━━━━━ RECORDS FOR THE TASK ━━━━━

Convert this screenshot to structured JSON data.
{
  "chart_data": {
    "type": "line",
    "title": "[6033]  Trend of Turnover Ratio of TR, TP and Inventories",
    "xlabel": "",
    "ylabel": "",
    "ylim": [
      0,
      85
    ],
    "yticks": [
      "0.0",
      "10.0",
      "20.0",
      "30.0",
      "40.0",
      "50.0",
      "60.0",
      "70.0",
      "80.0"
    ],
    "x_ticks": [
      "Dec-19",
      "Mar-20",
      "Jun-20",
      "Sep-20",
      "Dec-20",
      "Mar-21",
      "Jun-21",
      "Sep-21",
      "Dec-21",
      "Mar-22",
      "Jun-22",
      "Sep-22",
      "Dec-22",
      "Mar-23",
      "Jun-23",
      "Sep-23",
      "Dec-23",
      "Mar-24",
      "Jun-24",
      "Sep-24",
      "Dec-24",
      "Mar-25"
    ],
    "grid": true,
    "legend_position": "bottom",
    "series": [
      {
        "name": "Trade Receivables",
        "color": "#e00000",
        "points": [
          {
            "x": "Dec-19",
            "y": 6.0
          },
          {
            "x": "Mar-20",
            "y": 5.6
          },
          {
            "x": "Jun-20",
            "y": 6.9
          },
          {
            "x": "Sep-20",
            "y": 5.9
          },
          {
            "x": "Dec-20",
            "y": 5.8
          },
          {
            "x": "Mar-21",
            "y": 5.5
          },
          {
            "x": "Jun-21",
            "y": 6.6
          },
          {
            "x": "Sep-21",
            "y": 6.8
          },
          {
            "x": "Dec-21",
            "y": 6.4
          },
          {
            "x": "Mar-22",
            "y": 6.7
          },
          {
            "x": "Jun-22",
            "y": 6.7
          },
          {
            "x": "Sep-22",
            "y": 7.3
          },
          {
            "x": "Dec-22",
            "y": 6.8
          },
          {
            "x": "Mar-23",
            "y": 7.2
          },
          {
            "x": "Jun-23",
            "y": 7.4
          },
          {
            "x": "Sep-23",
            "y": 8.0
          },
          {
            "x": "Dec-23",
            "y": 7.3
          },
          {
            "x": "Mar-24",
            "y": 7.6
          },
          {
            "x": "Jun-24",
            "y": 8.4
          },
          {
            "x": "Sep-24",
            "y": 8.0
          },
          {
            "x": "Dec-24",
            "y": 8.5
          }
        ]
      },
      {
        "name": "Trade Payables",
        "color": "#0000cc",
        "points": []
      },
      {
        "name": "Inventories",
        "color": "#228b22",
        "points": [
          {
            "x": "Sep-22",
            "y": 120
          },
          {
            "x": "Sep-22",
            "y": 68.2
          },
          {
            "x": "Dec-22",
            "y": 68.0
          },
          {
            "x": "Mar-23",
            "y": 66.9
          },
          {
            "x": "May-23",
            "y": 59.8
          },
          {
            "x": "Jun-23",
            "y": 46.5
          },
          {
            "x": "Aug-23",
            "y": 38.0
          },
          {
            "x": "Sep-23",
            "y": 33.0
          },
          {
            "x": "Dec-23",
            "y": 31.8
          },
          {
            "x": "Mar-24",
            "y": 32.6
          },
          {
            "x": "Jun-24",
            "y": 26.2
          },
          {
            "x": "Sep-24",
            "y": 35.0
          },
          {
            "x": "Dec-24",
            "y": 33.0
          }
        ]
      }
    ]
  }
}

━━━━━

> EXERCISE OBJECTIVE
Pick out all the lines with the word "Trade" in them and copy them.

> IN RESPONSE
        "name": "Trade Receivables",
        "name": "Trade Payables",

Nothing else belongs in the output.